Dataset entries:
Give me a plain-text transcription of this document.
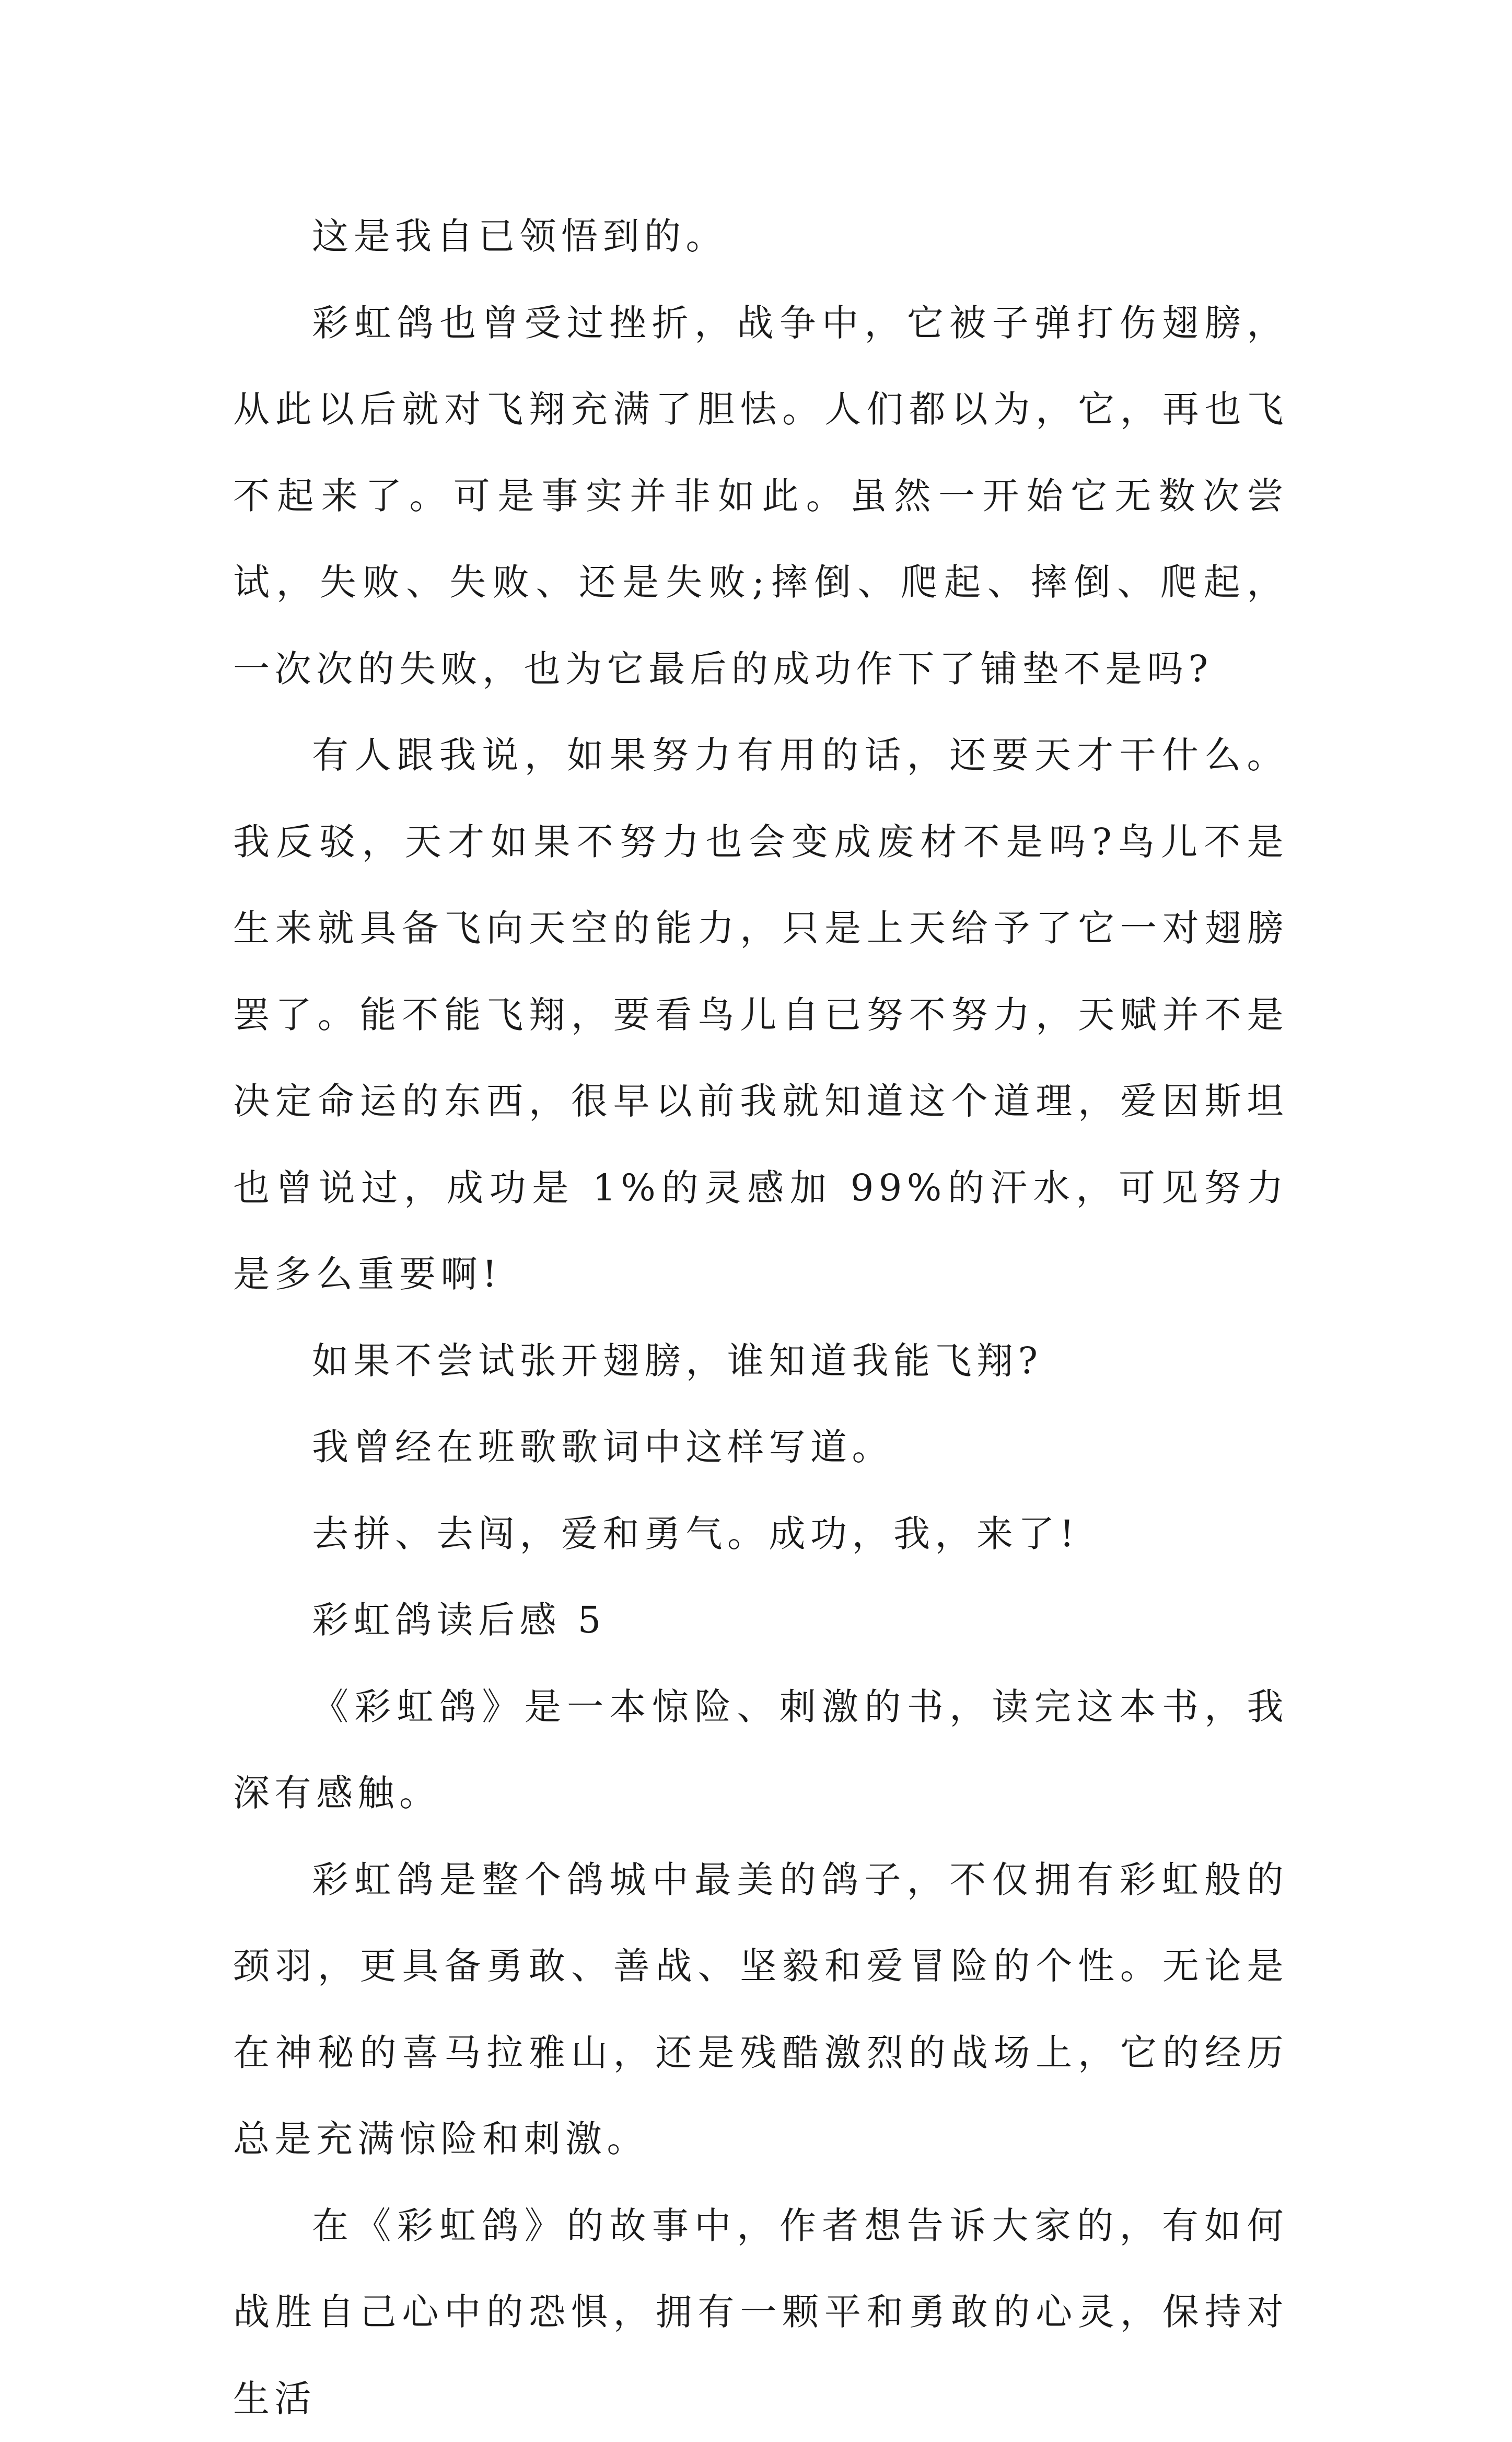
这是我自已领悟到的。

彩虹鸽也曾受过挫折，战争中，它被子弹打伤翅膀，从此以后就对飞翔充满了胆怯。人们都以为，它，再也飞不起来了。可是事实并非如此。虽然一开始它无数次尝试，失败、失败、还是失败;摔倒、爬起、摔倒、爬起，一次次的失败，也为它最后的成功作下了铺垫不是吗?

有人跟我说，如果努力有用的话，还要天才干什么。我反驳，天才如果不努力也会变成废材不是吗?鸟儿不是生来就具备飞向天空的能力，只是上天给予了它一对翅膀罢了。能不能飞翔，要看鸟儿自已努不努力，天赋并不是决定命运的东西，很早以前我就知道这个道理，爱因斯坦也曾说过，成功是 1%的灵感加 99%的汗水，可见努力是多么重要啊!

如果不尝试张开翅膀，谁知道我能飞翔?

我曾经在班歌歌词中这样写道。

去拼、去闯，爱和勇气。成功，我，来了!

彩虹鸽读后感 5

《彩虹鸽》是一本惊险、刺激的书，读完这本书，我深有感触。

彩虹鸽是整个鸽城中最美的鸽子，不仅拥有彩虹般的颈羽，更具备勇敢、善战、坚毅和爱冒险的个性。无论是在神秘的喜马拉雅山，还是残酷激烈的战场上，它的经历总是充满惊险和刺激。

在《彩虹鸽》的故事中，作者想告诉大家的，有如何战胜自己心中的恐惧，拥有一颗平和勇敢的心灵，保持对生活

» **Task to carry out**: Quote every record above exactly, leaving out any pictures.

» **Task answer**:
Give me a plain-text transcription of this document.
这是我自已领悟到的。

彩虹鸽也曾受过挫折，战争中，它被子弹打伤翅膀，从此以后就对飞翔充满了胆怯。人们都以为，它，再也飞不起来了。可是事实并非如此。虽然一开始它无数次尝试，失败、失败、还是失败;摔倒、爬起、摔倒、爬起，一次次的失败，也为它最后的成功作下了铺垫不是吗?

有人跟我说，如果努力有用的话，还要天才干什么。我反驳，天才如果不努力也会变成废材不是吗?鸟儿不是生来就具备飞向天空的能力，只是上天给予了它一对翅膀罢了。能不能飞翔，要看鸟儿自已努不努力，天赋并不是决定命运的东西，很早以前我就知道这个道理，爱因斯坦也曾说过，成功是 1%的灵感加 99%的汗水，可见努力是多么重要啊!

如果不尝试张开翅膀，谁知道我能飞翔?

我曾经在班歌歌词中这样写道。

去拼、去闯，爱和勇气。成功，我，来了!

彩虹鸽读后感 5

《彩虹鸽》是一本惊险、刺激的书，读完这本书，我深有感触。

彩虹鸽是整个鸽城中最美的鸽子，不仅拥有彩虹般的颈羽，更具备勇敢、善战、坚毅和爱冒险的个性。无论是在神秘的喜马拉雅山，还是残酷激烈的战场上，它的经历总是充满惊险和刺激。

在《彩虹鸽》的故事中，作者想告诉大家的，有如何战胜自己心中的恐惧，拥有一颗平和勇敢的心灵，保持对生活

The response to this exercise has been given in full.